PROBLEMS AND TASKS =>
1 > For the passage on fall detection systems, decide whether each statement below agrees with it. Answer yes or no, and quote the exact words from the passage that decide it.
(a) Context-aware systems can monitor a patient only in the area where their sensors are installed.
(b) Wearable fall detection systems usually rely on cameras.
(c) Most smartphone-based proposals pair the smartphone with other devices in the system.
2 > Rewrite everything in the passage on fall detection systems from "A quick medical" down to "the last decade.", swapping "last decade" for "past ten years".

A quick medical response after a fall occurrence has been proven to be key to reduce the morbidity and mortality of falls . Therefore, the deployment of automatic, reliable and cost efficient Fall Detection Systems (FDS) has become a significant research topic during the last decade.
FDS, which can be regarded as an example of the application of Ambient Intelligence (AmI) paradigm to healthcare , can be classified into two general typologies : context-aware and wearable systems. Context–Aware Systems (CAS), which include both vision-based and ambient-based architectures, are Wireless Sensor Area Networks  that analyze the signals captured from cameras, microphones and other environmental sensors , which are seamlessly placed around the patient to be tracked. CAS solutions present several drawbacks. Firstly, the zone where the patient is monitored is constrained to the specific area in which the sensors are installed. Uncontrollable circumstances in this area (changes in the illumination, noise, visual obstacles, falling objects, etc.) may alter the effectiveness of the detection. In addition, the setting up, tuning and maintenance of a CAS normally entail a non-negligible cost whereas the permanent visual observation of the system may compromise the patient’s sense of privacy. On the contrary, wearable FDS employ sensors (usually accelerometers) which are integrated in the clothes or transported by the patients as garments or personal gadgets. Wearable solutions directly measure physical variables describing the user’s movements without depending on the particularities of a restricted monitoring zone. In fact, if the transported devices incorporate wide area communication interfaces (e.g. a 3G/4G connection), the patient can be monitored almost in a ubiquitous way. Thus, wearable detection systems can be considered as a specific case of medical Body Area Networks (BANs) . In this sense, wearable FDS can benefit from the computing capacities, embedded sensors and diversity of communication interfaces that are integrated in today’s smartphones. Smartphones are increasingly being proposed [11,12] as sensing and computing elements in cloud-assisted BANs aimed at tracking and processing the data flowing from body sensors both offline and online. In the area of fall detection, the rapidly declining prices and popularity of these devices have stimulated many research studies and projects proposing smartphone-based FDS over the last five years. In most cases, these proposals consist of ‘stand-alone’ architectures where the smartphone is the only element in the system, simultaneously acting as a sensor, communication gateway, alarming hardware and computing unit (to decide if a fall has occurred).

DATA EXTRACT =>
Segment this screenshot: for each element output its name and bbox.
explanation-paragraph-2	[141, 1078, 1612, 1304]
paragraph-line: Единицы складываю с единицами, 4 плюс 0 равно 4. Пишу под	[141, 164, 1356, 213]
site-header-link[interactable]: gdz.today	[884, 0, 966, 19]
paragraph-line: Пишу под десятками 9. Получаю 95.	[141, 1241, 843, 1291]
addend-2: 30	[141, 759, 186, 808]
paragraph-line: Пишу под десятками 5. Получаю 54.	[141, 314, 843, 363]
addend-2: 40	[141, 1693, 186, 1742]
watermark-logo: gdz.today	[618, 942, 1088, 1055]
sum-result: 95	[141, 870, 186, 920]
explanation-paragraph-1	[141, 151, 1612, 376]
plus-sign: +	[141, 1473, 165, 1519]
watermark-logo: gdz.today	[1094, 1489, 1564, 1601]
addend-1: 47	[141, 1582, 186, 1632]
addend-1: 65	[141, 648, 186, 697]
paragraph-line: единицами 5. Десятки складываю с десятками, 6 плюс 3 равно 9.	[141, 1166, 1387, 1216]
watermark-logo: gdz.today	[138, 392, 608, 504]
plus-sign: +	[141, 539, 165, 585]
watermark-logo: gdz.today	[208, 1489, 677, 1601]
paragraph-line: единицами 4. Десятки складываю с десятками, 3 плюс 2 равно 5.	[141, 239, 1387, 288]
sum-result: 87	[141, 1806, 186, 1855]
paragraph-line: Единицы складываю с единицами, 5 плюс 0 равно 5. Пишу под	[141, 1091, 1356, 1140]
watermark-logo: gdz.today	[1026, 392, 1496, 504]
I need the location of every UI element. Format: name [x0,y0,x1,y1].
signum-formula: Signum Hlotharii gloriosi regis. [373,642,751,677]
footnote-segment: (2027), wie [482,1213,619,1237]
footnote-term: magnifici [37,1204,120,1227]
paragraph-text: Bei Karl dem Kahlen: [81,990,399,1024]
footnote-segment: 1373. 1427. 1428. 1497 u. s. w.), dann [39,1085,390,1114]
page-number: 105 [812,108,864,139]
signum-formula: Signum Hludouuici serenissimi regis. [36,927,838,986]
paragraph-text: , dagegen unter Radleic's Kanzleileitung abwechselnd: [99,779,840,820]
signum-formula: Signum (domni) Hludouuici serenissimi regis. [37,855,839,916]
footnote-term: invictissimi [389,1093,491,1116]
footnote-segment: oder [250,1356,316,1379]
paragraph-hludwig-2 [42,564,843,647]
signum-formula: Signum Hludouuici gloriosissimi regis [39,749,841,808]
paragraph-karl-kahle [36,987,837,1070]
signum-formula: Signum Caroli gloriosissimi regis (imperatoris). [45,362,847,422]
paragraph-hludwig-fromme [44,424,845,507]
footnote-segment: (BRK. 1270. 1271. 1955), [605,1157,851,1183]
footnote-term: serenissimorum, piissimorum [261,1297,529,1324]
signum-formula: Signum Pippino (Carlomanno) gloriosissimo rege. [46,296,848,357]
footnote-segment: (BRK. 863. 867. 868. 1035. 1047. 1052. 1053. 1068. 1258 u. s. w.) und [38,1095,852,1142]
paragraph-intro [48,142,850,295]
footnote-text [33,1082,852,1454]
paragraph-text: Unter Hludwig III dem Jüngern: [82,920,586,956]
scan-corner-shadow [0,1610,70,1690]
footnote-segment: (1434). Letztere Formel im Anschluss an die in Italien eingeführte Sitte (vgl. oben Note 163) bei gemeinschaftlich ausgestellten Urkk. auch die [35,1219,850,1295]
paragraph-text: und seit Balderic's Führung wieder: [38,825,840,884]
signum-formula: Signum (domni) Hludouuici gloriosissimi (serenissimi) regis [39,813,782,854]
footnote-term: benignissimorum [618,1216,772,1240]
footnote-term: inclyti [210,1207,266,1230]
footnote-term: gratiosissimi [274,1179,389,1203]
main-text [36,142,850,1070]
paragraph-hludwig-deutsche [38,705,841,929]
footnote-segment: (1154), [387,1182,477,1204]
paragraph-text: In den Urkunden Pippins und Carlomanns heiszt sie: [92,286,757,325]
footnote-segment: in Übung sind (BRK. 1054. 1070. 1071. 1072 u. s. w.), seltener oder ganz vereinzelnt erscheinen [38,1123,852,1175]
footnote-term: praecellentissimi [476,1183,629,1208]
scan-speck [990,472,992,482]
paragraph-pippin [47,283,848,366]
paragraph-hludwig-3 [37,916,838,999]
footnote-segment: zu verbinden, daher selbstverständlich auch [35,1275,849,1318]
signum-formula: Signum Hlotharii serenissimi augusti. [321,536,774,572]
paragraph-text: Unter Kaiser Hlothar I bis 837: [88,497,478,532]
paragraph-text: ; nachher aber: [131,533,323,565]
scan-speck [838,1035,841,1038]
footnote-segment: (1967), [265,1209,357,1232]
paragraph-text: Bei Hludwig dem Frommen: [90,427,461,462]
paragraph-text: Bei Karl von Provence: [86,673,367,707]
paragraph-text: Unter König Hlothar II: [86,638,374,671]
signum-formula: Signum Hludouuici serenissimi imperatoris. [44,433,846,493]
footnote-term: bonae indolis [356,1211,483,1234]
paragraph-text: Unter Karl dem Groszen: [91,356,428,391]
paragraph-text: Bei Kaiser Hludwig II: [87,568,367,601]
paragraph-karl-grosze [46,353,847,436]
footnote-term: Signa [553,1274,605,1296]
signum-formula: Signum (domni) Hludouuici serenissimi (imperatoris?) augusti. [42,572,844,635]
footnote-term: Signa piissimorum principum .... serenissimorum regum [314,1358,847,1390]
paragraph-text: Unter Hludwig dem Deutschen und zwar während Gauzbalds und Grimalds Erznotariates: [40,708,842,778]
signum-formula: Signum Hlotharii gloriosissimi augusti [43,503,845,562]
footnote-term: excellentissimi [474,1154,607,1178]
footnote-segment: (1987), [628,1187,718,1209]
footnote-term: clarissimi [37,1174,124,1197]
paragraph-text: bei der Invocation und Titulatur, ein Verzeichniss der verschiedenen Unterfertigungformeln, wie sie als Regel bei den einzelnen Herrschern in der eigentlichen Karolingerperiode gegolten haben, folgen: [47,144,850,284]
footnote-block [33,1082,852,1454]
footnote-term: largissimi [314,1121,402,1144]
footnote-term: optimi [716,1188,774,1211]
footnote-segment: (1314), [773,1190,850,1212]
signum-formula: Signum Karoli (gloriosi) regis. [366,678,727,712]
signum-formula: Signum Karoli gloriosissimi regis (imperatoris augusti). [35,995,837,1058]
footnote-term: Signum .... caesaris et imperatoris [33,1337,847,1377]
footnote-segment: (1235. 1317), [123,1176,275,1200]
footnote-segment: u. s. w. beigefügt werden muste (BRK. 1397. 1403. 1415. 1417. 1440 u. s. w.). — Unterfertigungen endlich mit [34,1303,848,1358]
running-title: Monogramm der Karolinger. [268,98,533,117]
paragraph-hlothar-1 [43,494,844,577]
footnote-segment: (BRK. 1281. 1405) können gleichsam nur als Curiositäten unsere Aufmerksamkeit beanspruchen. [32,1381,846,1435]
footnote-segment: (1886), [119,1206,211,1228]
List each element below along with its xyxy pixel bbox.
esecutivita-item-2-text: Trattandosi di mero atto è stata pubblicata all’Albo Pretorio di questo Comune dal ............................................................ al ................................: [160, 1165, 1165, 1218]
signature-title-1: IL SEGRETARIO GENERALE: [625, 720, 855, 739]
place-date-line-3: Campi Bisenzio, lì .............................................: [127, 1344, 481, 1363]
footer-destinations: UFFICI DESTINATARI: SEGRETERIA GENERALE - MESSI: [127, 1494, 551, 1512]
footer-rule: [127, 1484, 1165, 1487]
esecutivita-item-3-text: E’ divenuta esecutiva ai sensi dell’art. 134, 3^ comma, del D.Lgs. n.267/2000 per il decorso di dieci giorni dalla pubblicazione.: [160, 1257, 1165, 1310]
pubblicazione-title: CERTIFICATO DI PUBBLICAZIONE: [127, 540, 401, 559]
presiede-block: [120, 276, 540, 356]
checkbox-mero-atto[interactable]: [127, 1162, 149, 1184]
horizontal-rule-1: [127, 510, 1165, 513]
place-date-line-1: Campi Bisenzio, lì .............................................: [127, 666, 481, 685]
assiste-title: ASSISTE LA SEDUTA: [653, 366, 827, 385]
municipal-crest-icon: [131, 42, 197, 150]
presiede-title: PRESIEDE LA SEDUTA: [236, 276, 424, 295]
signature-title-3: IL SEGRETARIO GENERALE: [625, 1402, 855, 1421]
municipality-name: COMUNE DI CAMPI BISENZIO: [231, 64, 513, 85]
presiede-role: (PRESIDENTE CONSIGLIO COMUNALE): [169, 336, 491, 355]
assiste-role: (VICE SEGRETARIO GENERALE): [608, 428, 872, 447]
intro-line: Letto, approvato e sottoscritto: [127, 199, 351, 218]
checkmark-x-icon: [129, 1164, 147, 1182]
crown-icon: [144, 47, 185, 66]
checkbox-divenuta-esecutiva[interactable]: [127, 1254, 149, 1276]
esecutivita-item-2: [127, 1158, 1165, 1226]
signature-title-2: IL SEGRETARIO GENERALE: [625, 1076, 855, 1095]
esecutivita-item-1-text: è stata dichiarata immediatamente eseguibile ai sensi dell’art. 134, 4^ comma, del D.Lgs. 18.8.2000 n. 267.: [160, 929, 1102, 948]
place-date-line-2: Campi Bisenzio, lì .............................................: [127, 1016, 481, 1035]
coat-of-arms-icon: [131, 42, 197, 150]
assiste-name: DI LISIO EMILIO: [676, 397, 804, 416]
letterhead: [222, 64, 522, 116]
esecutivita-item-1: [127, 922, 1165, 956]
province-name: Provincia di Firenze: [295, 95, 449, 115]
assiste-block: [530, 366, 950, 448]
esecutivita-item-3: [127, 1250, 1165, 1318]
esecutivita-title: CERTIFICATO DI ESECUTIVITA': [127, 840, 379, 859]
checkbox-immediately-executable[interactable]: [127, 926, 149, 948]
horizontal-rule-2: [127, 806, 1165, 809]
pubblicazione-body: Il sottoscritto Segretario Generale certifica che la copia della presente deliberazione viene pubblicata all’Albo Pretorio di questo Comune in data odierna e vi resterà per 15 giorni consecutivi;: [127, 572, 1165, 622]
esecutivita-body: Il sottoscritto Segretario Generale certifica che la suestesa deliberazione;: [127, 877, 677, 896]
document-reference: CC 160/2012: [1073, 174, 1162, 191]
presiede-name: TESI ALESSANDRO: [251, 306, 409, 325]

RESULTS =>
1 >
(a) Yes: "the zone where the patient is monitored is constrained to the specific area in which the sensors are installed"
(b) No: "wearable FDS employ sensors (usually accelerometers)"
(c) No: "the smartphone is the only element in the system"

2 >
A quick medical response after a fall occurrence has been proven to be key to reduce the morbidity and mortality of falls . Therefore, the deployment of automatic, reliable and cost efficient Fall Detection Systems (FDS) has become a significant research topic during the past ten years.